[MATERIAL FOR THE TASK]
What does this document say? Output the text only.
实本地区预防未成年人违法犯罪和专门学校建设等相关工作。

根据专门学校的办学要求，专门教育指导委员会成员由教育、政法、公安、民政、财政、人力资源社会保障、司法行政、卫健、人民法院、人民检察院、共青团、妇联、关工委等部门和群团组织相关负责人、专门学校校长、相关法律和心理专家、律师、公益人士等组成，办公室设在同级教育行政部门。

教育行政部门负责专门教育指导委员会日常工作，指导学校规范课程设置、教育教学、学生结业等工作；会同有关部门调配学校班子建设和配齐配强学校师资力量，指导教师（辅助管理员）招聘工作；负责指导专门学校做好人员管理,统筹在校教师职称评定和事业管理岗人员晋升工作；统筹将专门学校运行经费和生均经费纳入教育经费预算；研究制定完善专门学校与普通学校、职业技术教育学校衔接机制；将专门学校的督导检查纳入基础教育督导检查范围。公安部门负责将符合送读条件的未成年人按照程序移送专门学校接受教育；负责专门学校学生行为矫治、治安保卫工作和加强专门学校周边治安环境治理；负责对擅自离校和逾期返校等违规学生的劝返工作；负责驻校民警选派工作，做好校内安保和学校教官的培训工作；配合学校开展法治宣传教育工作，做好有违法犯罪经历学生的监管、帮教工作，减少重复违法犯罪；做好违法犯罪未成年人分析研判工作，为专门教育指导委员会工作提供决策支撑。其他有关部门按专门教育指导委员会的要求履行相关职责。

--

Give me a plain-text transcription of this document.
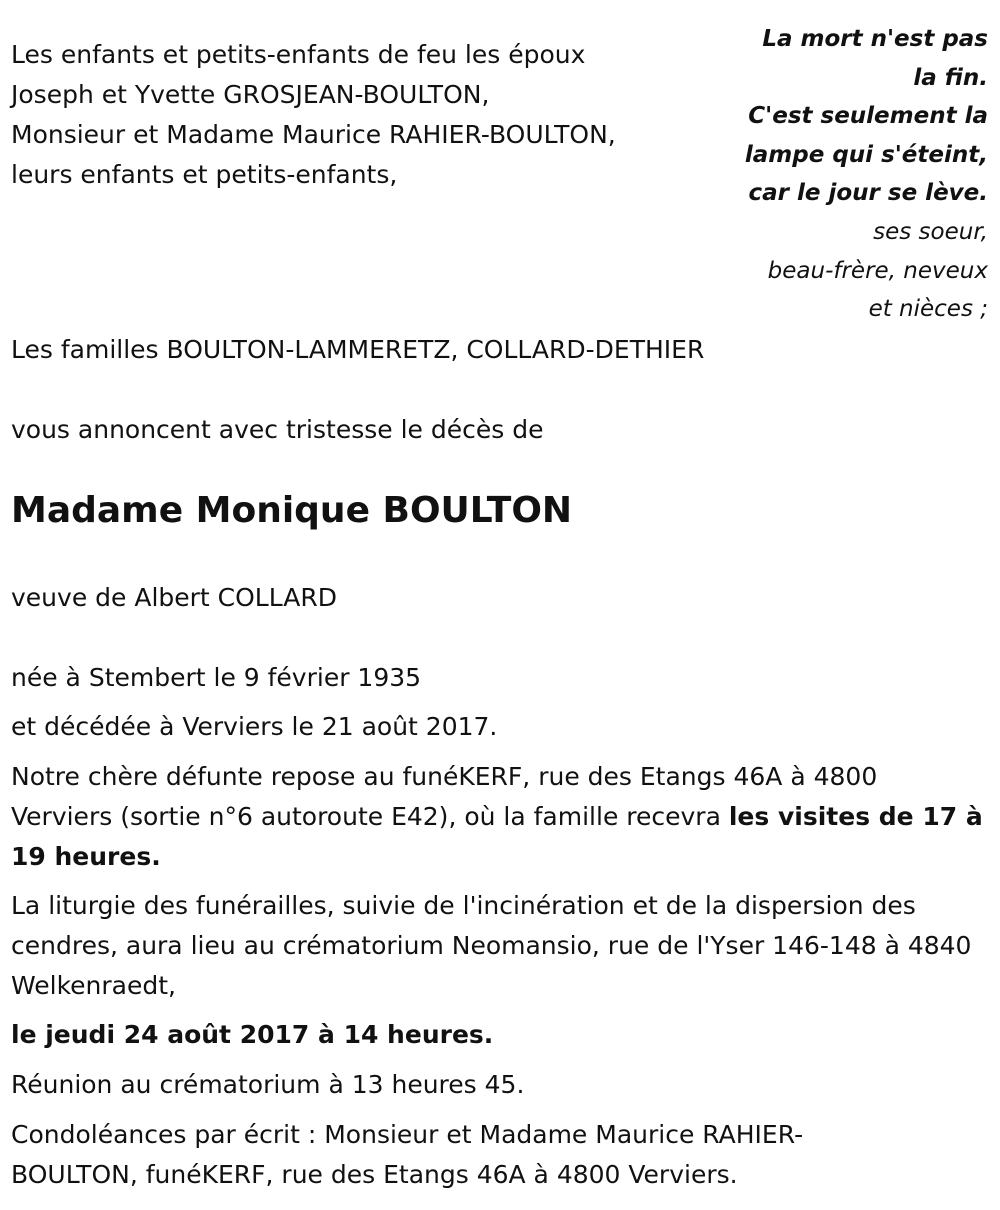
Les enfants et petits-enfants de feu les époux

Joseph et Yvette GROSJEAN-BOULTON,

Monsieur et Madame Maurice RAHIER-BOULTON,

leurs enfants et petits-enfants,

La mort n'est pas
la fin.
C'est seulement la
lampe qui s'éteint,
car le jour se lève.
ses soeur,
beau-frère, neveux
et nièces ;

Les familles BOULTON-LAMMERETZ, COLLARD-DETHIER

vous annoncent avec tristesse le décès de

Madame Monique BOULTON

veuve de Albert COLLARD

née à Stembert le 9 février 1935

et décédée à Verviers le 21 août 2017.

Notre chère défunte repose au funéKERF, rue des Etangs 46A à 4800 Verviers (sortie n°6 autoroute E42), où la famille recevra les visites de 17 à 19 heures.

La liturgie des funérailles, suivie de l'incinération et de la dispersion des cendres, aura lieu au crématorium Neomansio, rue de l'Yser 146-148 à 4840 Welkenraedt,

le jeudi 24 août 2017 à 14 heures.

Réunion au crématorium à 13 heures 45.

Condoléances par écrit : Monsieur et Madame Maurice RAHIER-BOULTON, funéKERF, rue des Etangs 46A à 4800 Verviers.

* * *

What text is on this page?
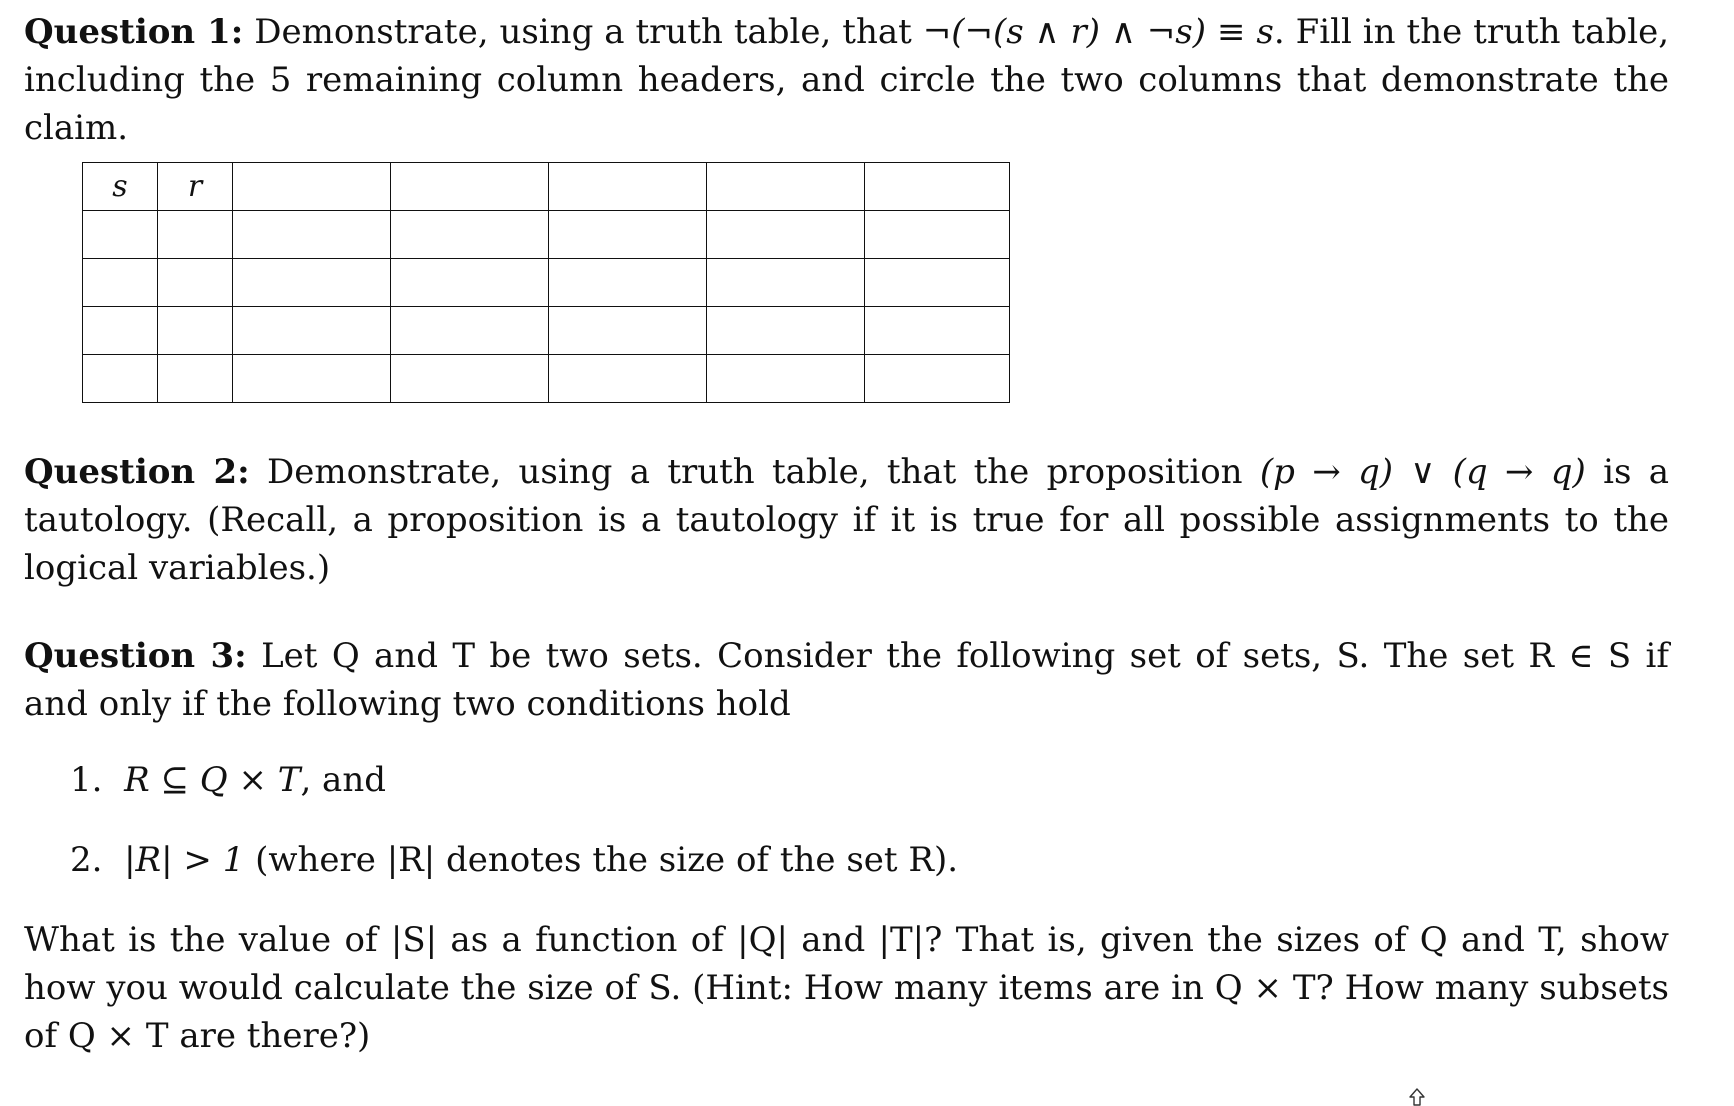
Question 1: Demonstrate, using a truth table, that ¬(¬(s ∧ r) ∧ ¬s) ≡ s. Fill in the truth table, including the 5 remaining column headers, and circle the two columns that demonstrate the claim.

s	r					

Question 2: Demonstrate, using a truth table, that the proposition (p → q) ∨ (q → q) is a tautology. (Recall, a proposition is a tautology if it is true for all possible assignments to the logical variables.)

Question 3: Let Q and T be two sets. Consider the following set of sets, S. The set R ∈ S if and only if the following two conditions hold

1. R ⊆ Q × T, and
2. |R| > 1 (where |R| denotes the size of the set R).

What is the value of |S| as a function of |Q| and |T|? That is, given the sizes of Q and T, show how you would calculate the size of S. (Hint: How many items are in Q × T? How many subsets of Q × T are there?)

[TASK REQUIREMENTS]
Identify every line above with the string "août" in it. Copy those lines.

[COMPLETE OUTPUT]
et décédée à Verviers le 21 août 2017.
le jeudi 24 août 2017 à 14 heures.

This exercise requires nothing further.